** Job **
Copy out all the entries word for word.

——

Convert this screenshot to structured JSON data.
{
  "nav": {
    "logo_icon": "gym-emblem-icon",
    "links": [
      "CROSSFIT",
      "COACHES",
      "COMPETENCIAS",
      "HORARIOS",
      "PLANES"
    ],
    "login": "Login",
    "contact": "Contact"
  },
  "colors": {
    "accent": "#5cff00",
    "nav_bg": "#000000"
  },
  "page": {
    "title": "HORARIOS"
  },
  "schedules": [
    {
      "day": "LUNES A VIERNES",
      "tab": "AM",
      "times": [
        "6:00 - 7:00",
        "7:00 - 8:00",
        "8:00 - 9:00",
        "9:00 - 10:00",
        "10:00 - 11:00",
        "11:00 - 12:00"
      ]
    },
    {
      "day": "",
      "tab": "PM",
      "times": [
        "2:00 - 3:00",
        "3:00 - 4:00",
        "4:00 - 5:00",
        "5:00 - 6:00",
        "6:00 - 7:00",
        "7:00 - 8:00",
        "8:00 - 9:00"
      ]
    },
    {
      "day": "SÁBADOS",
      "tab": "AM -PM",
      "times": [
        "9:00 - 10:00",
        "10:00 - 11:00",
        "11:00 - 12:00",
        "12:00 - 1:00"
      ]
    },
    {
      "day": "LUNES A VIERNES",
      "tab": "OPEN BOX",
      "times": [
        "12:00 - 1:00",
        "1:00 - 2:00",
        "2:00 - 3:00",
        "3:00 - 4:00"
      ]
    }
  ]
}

——

** Finished task **
Convert this screenshot to structured JSON data.
{
  "nav": {
    "logo_icon": "gym-emblem-icon",
    "links": [
      "CROSSFIT",
      "COACHES",
      "COMPETENCIAS",
      "HORARIOS",
      "PLANES"
    ],
    "login": "Login",
    "contact": "Contact"
  },
  "colors": {
    "accent": "#5cff00",
    "nav_bg": "#000000"
  },
  "page": {
    "title": "HORARIOS"
  },
  "schedules": [
    {
      "day": "LUNES A VIERNES",
      "tab": "AM",
      "times": [
        "6:00 - 7:00",
        "7:00 - 8:00",
        "8:00 - 9:00",
        "9:00 - 10:00",
        "10:00 - 11:00",
        "11:00 - 12:00"
      ]
    },
    {
      "day": "",
      "tab": "PM",
      "times": [
        "2:00 - 3:00",
        "3:00 - 4:00",
        "4:00 - 5:00",
        "5:00 - 6:00",
        "6:00 - 7:00",
        "7:00 - 8:00",
        "8:00 - 9:00"
      ]
    },
    {
      "day": "SÁBADOS",
      "tab": "AM -PM",
      "times": [
        "9:00 - 10:00",
        "10:00 - 11:00",
        "11:00 - 12:00",
        "12:00 - 1:00"
      ]
    },
    {
      "day": "LUNES A VIERNES",
      "tab": "OPEN BOX",
      "times": [
        "12:00 - 1:00",
        "1:00 - 2:00",
        "2:00 - 3:00",
        "3:00 - 4:00"
      ]
    }
  ]
}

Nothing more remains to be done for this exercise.